> Exercise description
Find how many lines in the data below include the word "grid", then write only that number.

> Records from a data source

::::::::::

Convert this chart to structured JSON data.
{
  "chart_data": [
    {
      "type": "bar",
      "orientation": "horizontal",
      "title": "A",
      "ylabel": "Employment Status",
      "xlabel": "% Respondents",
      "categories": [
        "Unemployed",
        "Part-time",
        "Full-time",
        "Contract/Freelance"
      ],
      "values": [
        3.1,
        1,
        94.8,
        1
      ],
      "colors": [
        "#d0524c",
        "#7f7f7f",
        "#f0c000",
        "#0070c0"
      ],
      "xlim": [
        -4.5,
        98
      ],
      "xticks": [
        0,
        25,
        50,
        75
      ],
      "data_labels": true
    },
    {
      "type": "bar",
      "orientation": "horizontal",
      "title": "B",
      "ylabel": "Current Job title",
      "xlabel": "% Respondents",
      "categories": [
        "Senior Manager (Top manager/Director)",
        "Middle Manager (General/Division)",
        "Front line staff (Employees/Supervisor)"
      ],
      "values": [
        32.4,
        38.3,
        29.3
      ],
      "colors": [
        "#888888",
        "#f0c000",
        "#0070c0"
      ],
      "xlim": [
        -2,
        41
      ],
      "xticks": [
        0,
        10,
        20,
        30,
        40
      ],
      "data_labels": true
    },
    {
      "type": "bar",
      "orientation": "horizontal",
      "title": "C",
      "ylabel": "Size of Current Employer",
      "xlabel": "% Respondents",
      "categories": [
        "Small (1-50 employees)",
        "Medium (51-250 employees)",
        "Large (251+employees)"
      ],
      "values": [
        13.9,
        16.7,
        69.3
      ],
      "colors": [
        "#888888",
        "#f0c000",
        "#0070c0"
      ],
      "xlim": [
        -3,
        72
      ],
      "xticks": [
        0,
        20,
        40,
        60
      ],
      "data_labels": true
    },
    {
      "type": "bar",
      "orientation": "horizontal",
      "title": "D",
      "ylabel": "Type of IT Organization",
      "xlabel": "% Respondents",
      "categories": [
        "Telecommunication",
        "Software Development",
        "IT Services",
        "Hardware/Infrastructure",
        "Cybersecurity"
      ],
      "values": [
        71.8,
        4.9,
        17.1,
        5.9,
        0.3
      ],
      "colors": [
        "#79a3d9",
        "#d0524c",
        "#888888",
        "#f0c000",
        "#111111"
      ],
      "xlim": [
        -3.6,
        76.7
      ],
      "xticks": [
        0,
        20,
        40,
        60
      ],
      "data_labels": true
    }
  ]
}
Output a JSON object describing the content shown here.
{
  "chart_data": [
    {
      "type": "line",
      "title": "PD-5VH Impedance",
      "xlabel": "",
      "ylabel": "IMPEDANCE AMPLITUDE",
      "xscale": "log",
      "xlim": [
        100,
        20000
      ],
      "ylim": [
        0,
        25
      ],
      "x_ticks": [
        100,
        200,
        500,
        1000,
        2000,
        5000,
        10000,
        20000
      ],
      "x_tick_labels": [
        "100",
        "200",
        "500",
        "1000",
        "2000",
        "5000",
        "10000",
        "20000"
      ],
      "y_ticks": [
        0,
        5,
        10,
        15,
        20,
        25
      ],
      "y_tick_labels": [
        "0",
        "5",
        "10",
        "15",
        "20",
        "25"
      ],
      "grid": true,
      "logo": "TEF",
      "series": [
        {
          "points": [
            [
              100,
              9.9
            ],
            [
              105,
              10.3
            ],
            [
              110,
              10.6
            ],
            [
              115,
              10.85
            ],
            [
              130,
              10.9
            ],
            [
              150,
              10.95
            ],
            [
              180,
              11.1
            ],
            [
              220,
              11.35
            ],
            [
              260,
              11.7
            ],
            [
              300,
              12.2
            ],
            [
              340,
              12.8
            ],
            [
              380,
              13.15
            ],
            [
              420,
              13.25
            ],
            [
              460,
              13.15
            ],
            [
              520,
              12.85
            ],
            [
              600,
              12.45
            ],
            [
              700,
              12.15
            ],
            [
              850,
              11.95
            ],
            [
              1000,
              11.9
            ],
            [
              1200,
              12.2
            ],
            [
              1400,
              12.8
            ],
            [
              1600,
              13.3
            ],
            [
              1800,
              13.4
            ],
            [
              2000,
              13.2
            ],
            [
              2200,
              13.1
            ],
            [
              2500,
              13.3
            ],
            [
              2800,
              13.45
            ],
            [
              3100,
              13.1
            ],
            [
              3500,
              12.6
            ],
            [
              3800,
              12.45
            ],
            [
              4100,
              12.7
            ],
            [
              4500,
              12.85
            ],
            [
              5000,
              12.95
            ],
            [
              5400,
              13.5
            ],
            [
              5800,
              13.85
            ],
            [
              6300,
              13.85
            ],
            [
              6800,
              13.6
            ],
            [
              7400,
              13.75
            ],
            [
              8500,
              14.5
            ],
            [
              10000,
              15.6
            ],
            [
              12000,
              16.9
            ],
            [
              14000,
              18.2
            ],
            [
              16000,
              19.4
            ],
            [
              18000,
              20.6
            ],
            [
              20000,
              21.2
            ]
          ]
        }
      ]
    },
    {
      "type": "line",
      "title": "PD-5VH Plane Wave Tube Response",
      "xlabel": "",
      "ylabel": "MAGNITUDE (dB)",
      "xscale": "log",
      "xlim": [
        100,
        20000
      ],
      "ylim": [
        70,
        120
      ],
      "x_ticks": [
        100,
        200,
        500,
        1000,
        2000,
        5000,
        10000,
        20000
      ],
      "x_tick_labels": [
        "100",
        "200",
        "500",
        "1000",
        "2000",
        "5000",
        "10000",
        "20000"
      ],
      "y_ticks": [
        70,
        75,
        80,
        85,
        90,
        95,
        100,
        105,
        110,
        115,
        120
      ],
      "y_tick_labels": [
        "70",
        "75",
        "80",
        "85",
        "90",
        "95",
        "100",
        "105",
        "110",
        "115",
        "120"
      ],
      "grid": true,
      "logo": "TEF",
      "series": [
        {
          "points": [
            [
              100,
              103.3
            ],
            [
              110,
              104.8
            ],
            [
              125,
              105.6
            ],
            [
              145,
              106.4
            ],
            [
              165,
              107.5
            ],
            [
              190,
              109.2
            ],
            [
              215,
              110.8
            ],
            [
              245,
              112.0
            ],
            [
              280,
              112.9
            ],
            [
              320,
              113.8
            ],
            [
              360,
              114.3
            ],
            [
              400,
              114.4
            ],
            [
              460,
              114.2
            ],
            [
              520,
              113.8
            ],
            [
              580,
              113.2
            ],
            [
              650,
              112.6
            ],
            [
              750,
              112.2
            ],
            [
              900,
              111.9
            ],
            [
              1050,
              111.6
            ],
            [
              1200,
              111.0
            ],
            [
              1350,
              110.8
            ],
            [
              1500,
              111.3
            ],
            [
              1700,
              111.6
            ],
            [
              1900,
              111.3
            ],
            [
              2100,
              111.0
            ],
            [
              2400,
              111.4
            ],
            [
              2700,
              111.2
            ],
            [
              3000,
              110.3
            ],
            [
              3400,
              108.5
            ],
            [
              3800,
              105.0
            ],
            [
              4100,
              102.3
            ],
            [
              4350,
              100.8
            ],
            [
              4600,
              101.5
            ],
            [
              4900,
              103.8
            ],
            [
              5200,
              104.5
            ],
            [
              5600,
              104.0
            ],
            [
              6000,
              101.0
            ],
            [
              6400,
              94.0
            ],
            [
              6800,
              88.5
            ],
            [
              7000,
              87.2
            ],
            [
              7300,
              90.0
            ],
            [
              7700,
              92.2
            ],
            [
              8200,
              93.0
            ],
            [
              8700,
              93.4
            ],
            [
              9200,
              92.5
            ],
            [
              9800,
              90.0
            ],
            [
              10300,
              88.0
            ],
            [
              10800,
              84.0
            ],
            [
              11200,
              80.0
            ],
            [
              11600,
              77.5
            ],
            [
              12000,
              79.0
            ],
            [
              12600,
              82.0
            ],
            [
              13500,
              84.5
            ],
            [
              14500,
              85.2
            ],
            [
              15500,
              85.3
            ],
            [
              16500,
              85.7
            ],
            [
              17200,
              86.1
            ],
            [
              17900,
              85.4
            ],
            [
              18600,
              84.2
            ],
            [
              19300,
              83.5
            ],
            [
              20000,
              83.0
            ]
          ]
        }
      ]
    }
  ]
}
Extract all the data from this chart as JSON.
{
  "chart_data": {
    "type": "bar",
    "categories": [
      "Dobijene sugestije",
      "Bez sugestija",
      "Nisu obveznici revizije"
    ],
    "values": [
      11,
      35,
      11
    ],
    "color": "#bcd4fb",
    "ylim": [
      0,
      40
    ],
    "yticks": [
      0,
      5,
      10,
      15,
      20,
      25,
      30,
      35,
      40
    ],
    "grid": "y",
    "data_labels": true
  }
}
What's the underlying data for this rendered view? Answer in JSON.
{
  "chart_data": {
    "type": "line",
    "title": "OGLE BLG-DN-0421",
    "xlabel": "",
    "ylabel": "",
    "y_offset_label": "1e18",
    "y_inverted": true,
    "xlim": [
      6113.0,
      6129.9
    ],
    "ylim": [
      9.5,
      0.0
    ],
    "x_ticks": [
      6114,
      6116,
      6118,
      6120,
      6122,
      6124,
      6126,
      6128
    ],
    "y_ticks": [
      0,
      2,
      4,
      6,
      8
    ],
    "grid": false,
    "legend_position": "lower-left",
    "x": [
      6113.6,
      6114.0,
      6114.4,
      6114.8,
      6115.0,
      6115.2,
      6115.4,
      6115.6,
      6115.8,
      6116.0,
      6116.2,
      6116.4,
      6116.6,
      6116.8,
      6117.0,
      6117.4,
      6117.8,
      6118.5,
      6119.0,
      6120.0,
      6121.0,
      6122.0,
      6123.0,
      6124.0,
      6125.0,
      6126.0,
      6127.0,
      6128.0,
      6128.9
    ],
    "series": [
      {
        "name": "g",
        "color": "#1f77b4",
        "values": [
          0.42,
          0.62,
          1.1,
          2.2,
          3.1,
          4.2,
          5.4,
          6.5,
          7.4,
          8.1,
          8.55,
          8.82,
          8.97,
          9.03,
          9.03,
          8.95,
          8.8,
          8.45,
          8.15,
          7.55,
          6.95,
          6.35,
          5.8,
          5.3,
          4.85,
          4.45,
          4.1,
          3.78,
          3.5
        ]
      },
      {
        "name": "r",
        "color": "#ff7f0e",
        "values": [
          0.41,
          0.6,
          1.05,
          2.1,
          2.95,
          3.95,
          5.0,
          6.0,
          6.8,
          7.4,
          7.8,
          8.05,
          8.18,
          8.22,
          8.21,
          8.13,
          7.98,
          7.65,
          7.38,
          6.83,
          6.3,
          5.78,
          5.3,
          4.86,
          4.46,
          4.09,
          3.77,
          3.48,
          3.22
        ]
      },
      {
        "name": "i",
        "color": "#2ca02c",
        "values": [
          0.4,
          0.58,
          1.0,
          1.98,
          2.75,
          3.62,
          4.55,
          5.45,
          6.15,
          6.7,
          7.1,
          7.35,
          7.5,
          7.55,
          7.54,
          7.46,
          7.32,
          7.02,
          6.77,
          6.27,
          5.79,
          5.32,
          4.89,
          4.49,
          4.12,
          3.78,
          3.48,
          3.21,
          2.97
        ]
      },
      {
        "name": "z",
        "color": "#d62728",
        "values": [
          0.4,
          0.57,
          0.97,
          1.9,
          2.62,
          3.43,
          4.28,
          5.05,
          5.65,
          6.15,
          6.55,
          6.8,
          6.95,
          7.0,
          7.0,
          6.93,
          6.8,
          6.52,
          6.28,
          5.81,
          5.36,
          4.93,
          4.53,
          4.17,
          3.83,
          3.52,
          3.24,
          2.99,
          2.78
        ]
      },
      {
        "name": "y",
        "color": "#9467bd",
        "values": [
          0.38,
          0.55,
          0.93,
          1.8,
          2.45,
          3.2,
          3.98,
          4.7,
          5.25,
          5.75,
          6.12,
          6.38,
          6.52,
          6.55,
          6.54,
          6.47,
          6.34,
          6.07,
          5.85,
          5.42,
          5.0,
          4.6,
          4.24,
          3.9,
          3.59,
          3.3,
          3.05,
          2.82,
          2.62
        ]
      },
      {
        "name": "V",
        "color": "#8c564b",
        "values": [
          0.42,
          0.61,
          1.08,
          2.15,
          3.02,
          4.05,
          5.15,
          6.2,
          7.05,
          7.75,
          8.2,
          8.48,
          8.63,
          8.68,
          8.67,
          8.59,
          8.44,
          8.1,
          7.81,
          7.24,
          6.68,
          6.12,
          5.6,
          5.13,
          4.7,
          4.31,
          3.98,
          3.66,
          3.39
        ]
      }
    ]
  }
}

::::::::::

> Complete response
4